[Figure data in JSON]
########################################
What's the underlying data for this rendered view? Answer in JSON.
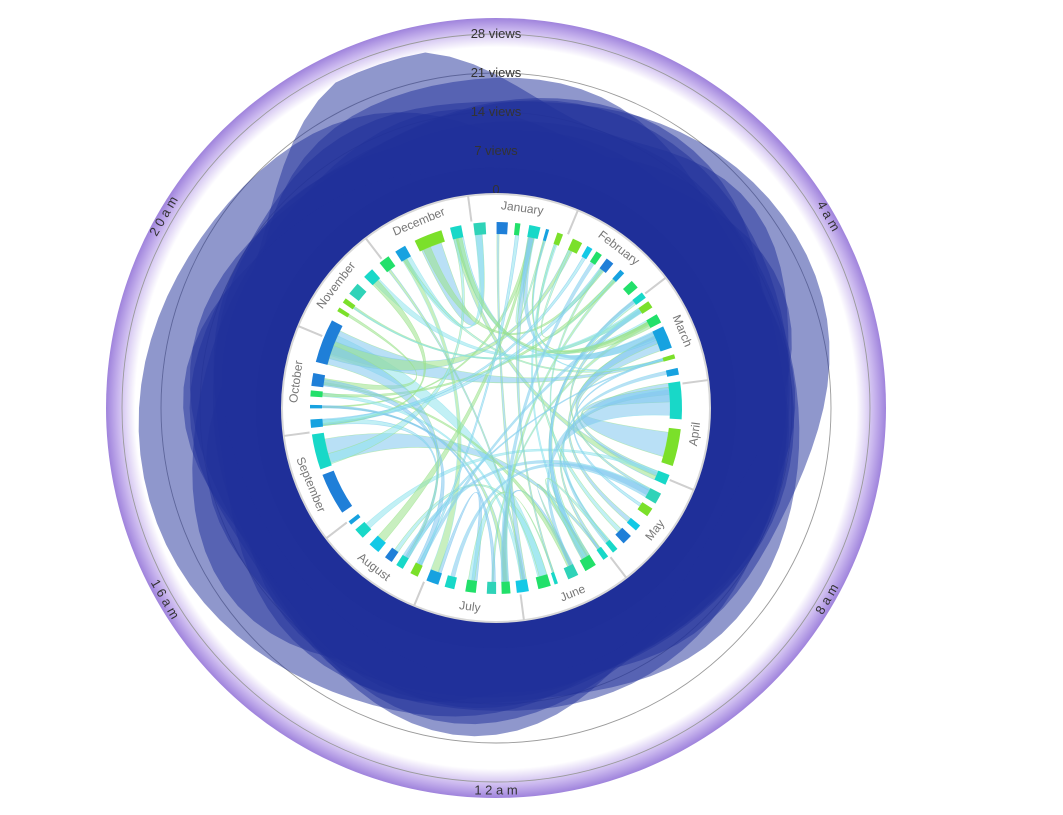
{
  "chart_data": {
    "type": "radial-area-with-chord",
    "radial_axis": {
      "tick_labels": [
        "0",
        "7 views",
        "14 views",
        "21 views",
        "28 views"
      ],
      "max": 28
    },
    "time_axis": {
      "labels": [
        "4 a m",
        "8 a m",
        "1 2 a m",
        "1 6 a m",
        "2 0 a m"
      ],
      "hours": [
        4,
        8,
        12,
        16,
        20
      ]
    },
    "months": [
      "January",
      "February",
      "March",
      "April",
      "May",
      "June",
      "July",
      "August",
      "September",
      "October",
      "November",
      "December"
    ],
    "series_count": 12,
    "colors": {
      "area_dark": "#1f2f99",
      "area_light": "#4a5ab3",
      "rim_outer": "#a98ee0",
      "rim_inner": "#ffffff",
      "grid": "#9a9a9a",
      "month_ring": "#e8e8e8",
      "chord_blue": "#7fc6ee",
      "chord_cyan": "#8fe3ec",
      "chord_green": "#9be28a"
    }
  }
}
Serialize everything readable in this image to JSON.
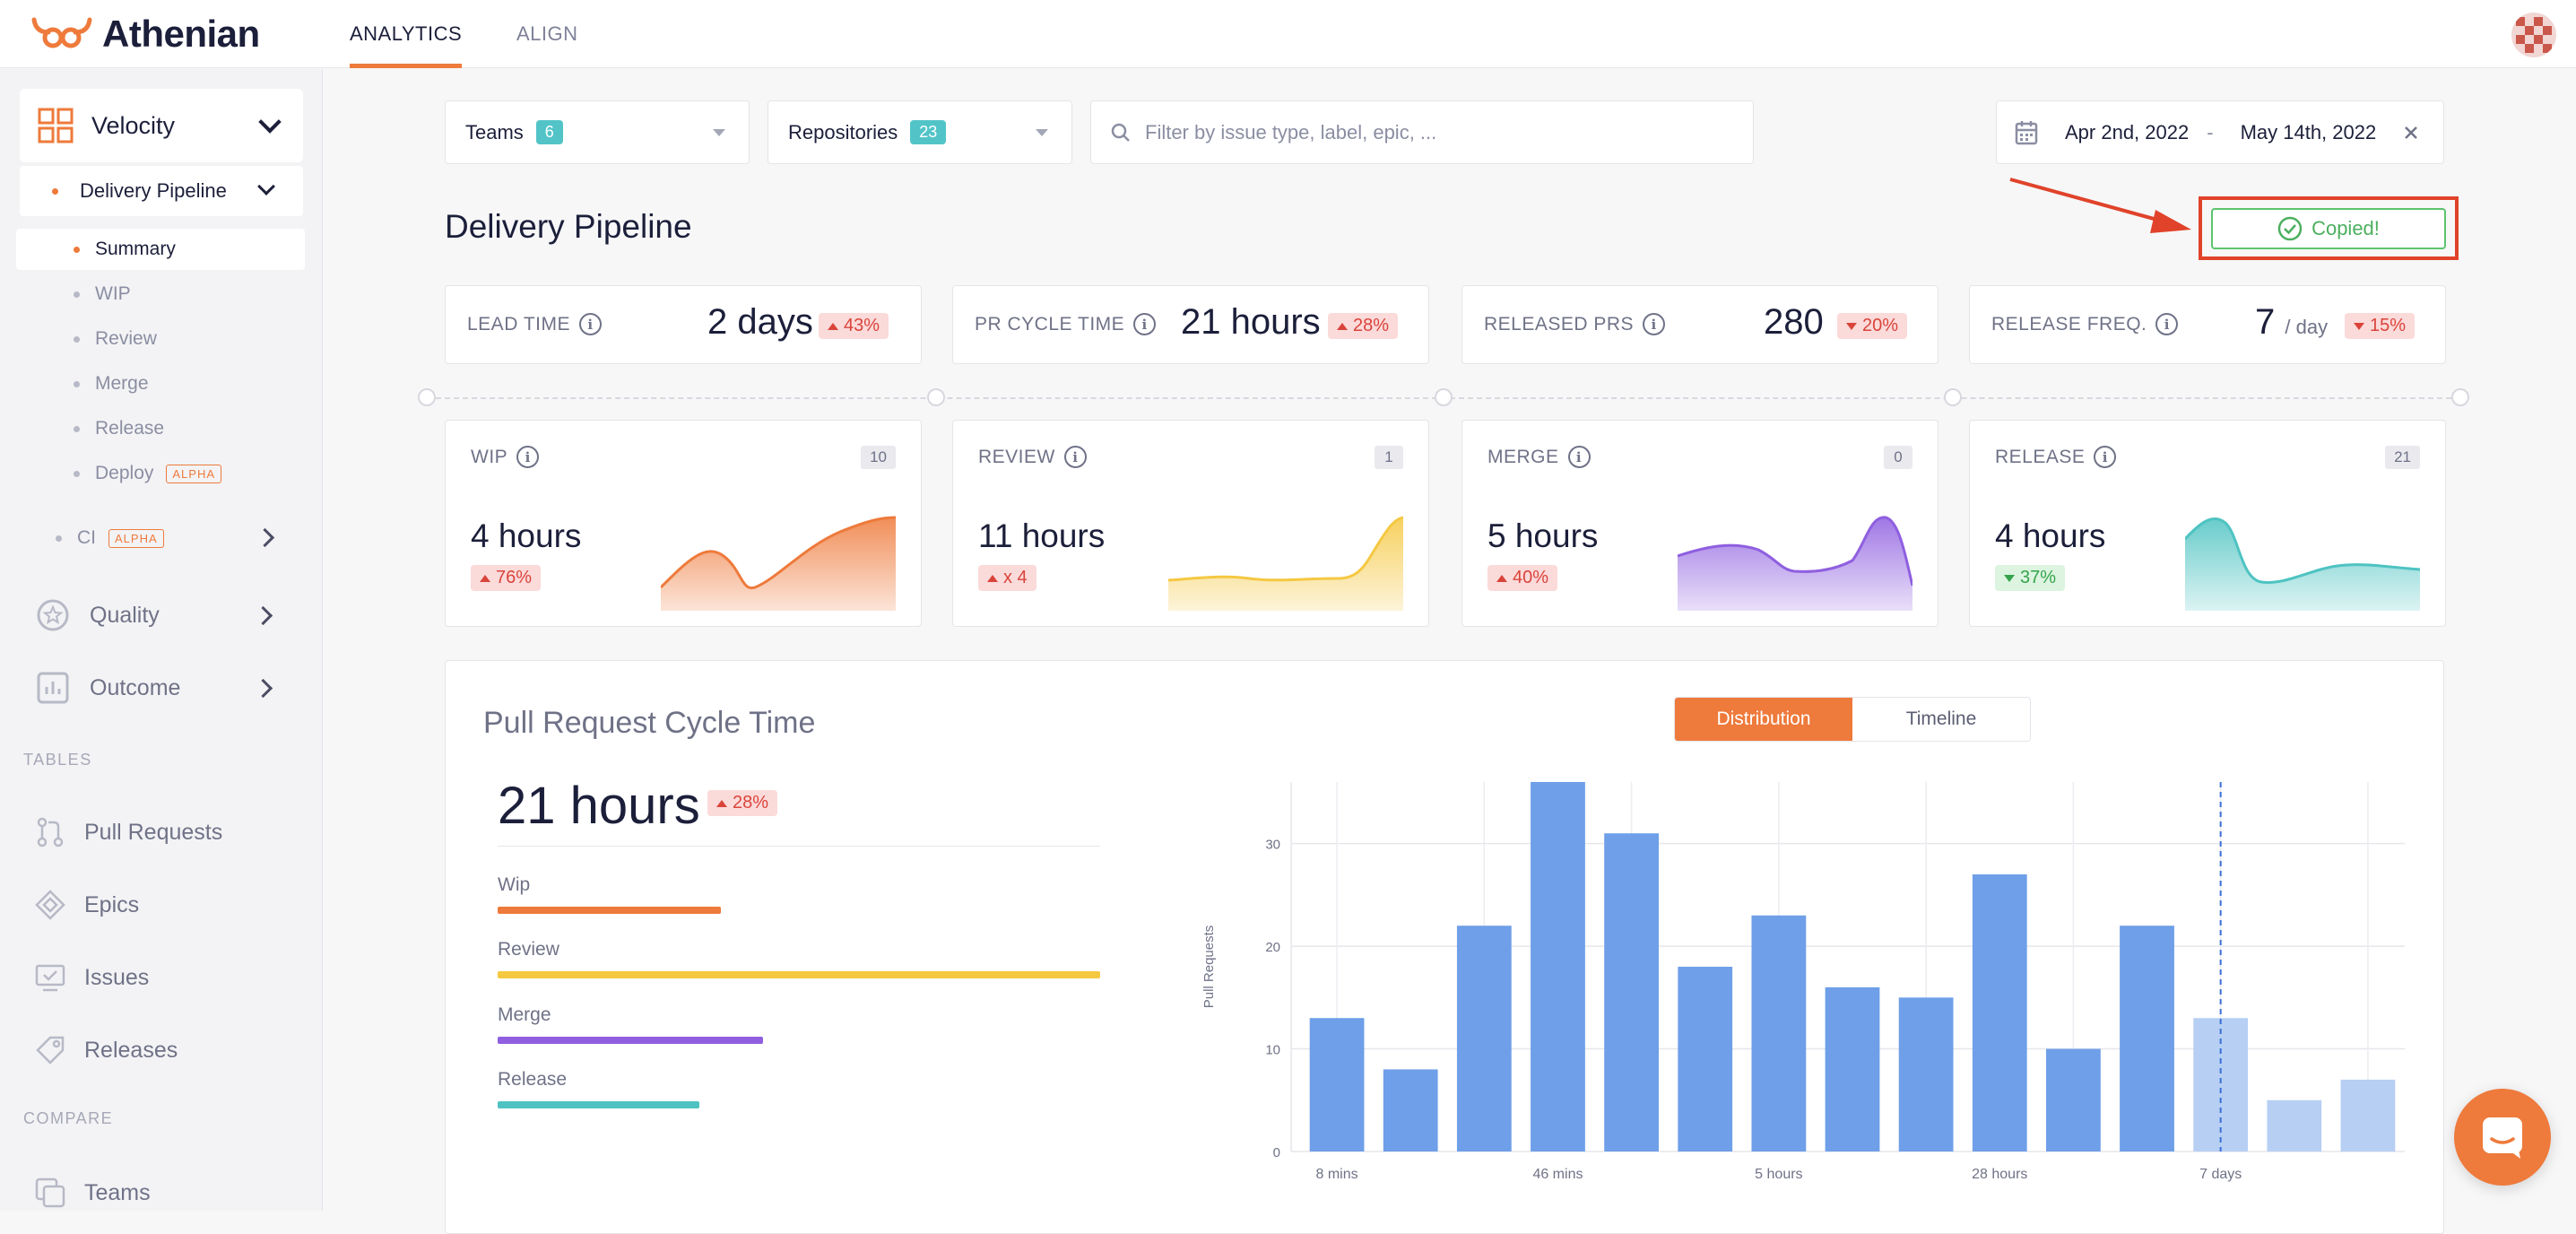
{
  "header": {
    "app_name": "Athenian",
    "tabs": [
      "ANALYTICS",
      "ALIGN"
    ],
    "active_tab": "ANALYTICS"
  },
  "sidebar": {
    "velocity": "Velocity",
    "delivery_pipeline": "Delivery Pipeline",
    "sub_items": [
      "Summary",
      "WIP",
      "Review",
      "Merge",
      "Release",
      "Deploy"
    ],
    "alpha_label": "ALPHA",
    "ci": "CI",
    "quality": "Quality",
    "outcome": "Outcome",
    "tables_heading": "TABLES",
    "tables": [
      "Pull Requests",
      "Epics",
      "Issues",
      "Releases"
    ],
    "compare_heading": "COMPARE",
    "compare": [
      "Teams"
    ]
  },
  "filters": {
    "teams_label": "Teams",
    "teams_count": "6",
    "repos_label": "Repositories",
    "repos_count": "23",
    "search_placeholder": "Filter by issue type, label, epic, ...",
    "date_from": "Apr 2nd, 2022",
    "date_sep": "-",
    "date_to": "May 14th, 2022"
  },
  "page": {
    "title": "Delivery Pipeline",
    "copied_label": "Copied!"
  },
  "kpis": [
    {
      "name": "LEAD TIME",
      "value": "2 days",
      "unit": "",
      "delta": "43%",
      "direction": "up"
    },
    {
      "name": "PR CYCLE TIME",
      "value": "21 hours",
      "unit": "",
      "delta": "28%",
      "direction": "up"
    },
    {
      "name": "RELEASED PRS",
      "value": "280",
      "unit": "",
      "delta": "20%",
      "direction": "down"
    },
    {
      "name": "RELEASE FREQ.",
      "value": "7",
      "unit": "/ day",
      "delta": "15%",
      "direction": "down"
    }
  ],
  "stages": [
    {
      "name": "WIP",
      "count": "10",
      "value": "4 hours",
      "delta": "76%",
      "direction": "up",
      "color": "#ee7a3b"
    },
    {
      "name": "REVIEW",
      "count": "1",
      "value": "11 hours",
      "delta": "x 4",
      "direction": "up",
      "color": "#f5c842"
    },
    {
      "name": "MERGE",
      "count": "0",
      "value": "5 hours",
      "delta": "40%",
      "direction": "up",
      "color": "#8f5fe0"
    },
    {
      "name": "RELEASE",
      "count": "21",
      "value": "4 hours",
      "delta": "37%",
      "direction": "down",
      "color": "#4ec3c2"
    }
  ],
  "cycle_panel": {
    "title": "Pull Request Cycle Time",
    "toggle": [
      "Distribution",
      "Timeline"
    ],
    "active_toggle": "Distribution",
    "total": "21 hours",
    "total_delta": "28%",
    "breakdown": [
      {
        "label": "Wip",
        "fraction": 0.37,
        "color": "#ee7a3b"
      },
      {
        "label": "Review",
        "fraction": 1.0,
        "color": "#f5c842"
      },
      {
        "label": "Merge",
        "fraction": 0.44,
        "color": "#8f5fe0"
      },
      {
        "label": "Release",
        "fraction": 0.335,
        "color": "#4ec3c2"
      }
    ]
  },
  "chart_data": {
    "type": "bar",
    "ylabel": "Pull Requests",
    "xlabel": "",
    "ylim": [
      0,
      36
    ],
    "yticks": [
      0,
      10,
      20,
      30
    ],
    "tick_labels": [
      {
        "index": 0,
        "label": "8 mins"
      },
      {
        "index": 3,
        "label": "46 mins"
      },
      {
        "index": 6,
        "label": "5 hours"
      },
      {
        "index": 9,
        "label": "28 hours"
      },
      {
        "index": 12,
        "label": "7 days"
      }
    ],
    "values": [
      13,
      8,
      22,
      36,
      31,
      18,
      23,
      16,
      15,
      27,
      10,
      22,
      13,
      5,
      7
    ],
    "faded_from_index": 12,
    "bar_color": "#6e9fe8",
    "faded_color": "#b7cff3",
    "marker_index": 12,
    "grid": true
  }
}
########################################
» **Given request**
Transcribe the full listing character for character. Pictures are excluded.

» **Full response**
What's the underlying data for this rendered view? Answer in JSON.
{
  "chart_data": {
    "type": "radial-area-with-chord",
    "radial_axis": {
      "tick_labels": [
        "0",
        "7 views",
        "14 views",
        "21 views",
        "28 views"
      ],
      "max": 28
    },
    "time_axis": {
      "labels": [
        "4 a m",
        "8 a m",
        "1 2 a m",
        "1 6 a m",
        "2 0 a m"
      ],
      "hours": [
        4,
        8,
        12,
        16,
        20
      ]
    },
    "months": [
      "January",
      "February",
      "March",
      "April",
      "May",
      "June",
      "July",
      "August",
      "September",
      "October",
      "November",
      "December"
    ],
    "series_count": 12,
    "colors": {
      "area_dark": "#1f2f99",
      "area_light": "#4a5ab3",
      "rim_outer": "#a98ee0",
      "rim_inner": "#ffffff",
      "grid": "#9a9a9a",
      "month_ring": "#e8e8e8",
      "chord_blue": "#7fc6ee",
      "chord_cyan": "#8fe3ec",
      "chord_green": "#9be28a"
    }
  }
}
Serialize everything readable in this image to JSON.
{
  "header": {
    "app_name": "Athenian",
    "tabs": [
      "ANALYTICS",
      "ALIGN"
    ],
    "active_tab": "ANALYTICS"
  },
  "sidebar": {
    "velocity": "Velocity",
    "delivery_pipeline": "Delivery Pipeline",
    "sub_items": [
      "Summary",
      "WIP",
      "Review",
      "Merge",
      "Release",
      "Deploy"
    ],
    "alpha_label": "ALPHA",
    "ci": "CI",
    "quality": "Quality",
    "outcome": "Outcome",
    "tables_heading": "TABLES",
    "tables": [
      "Pull Requests",
      "Epics",
      "Issues",
      "Releases"
    ],
    "compare_heading": "COMPARE",
    "compare": [
      "Teams"
    ]
  },
  "filters": {
    "teams_label": "Teams",
    "teams_count": "6",
    "repos_label": "Repositories",
    "repos_count": "23",
    "search_placeholder": "Filter by issue type, label, epic, ...",
    "date_from": "Apr 2nd, 2022",
    "date_sep": "-",
    "date_to": "May 14th, 2022"
  },
  "page": {
    "title": "Delivery Pipeline",
    "copied_label": "Copied!"
  },
  "kpis": [
    {
      "name": "LEAD TIME",
      "value": "2 days",
      "unit": "",
      "delta": "43%",
      "direction": "up"
    },
    {
      "name": "PR CYCLE TIME",
      "value": "21 hours",
      "unit": "",
      "delta": "28%",
      "direction": "up"
    },
    {
      "name": "RELEASED PRS",
      "value": "280",
      "unit": "",
      "delta": "20%",
      "direction": "down"
    },
    {
      "name": "RELEASE FREQ.",
      "value": "7",
      "unit": "/ day",
      "delta": "15%",
      "direction": "down"
    }
  ],
  "stages": [
    {
      "name": "WIP",
      "count": "10",
      "value": "4 hours",
      "delta": "76%",
      "direction": "up",
      "color": "#ee7a3b"
    },
    {
      "name": "REVIEW",
      "count": "1",
      "value": "11 hours",
      "delta": "x 4",
      "direction": "up",
      "color": "#f5c842"
    },
    {
      "name": "MERGE",
      "count": "0",
      "value": "5 hours",
      "delta": "40%",
      "direction": "up",
      "color": "#8f5fe0"
    },
    {
      "name": "RELEASE",
      "count": "21",
      "value": "4 hours",
      "delta": "37%",
      "direction": "down",
      "color": "#4ec3c2"
    }
  ],
  "cycle_panel": {
    "title": "Pull Request Cycle Time",
    "toggle": [
      "Distribution",
      "Timeline"
    ],
    "active_toggle": "Distribution",
    "total": "21 hours",
    "total_delta": "28%",
    "breakdown": [
      {
        "label": "Wip",
        "fraction": 0.37,
        "color": "#ee7a3b"
      },
      {
        "label": "Review",
        "fraction": 1.0,
        "color": "#f5c842"
      },
      {
        "label": "Merge",
        "fraction": 0.44,
        "color": "#8f5fe0"
      },
      {
        "label": "Release",
        "fraction": 0.335,
        "color": "#4ec3c2"
      }
    ]
  },
  "chart_data": {
    "type": "bar",
    "ylabel": "Pull Requests",
    "xlabel": "",
    "ylim": [
      0,
      36
    ],
    "yticks": [
      0,
      10,
      20,
      30
    ],
    "tick_labels": [
      {
        "index": 0,
        "label": "8 mins"
      },
      {
        "index": 3,
        "label": "46 mins"
      },
      {
        "index": 6,
        "label": "5 hours"
      },
      {
        "index": 9,
        "label": "28 hours"
      },
      {
        "index": 12,
        "label": "7 days"
      }
    ],
    "values": [
      13,
      8,
      22,
      36,
      31,
      18,
      23,
      16,
      15,
      27,
      10,
      22,
      13,
      5,
      7
    ],
    "faded_from_index": 12,
    "bar_color": "#6e9fe8",
    "faded_color": "#b7cff3",
    "marker_index": 12,
    "grid": true
  }
}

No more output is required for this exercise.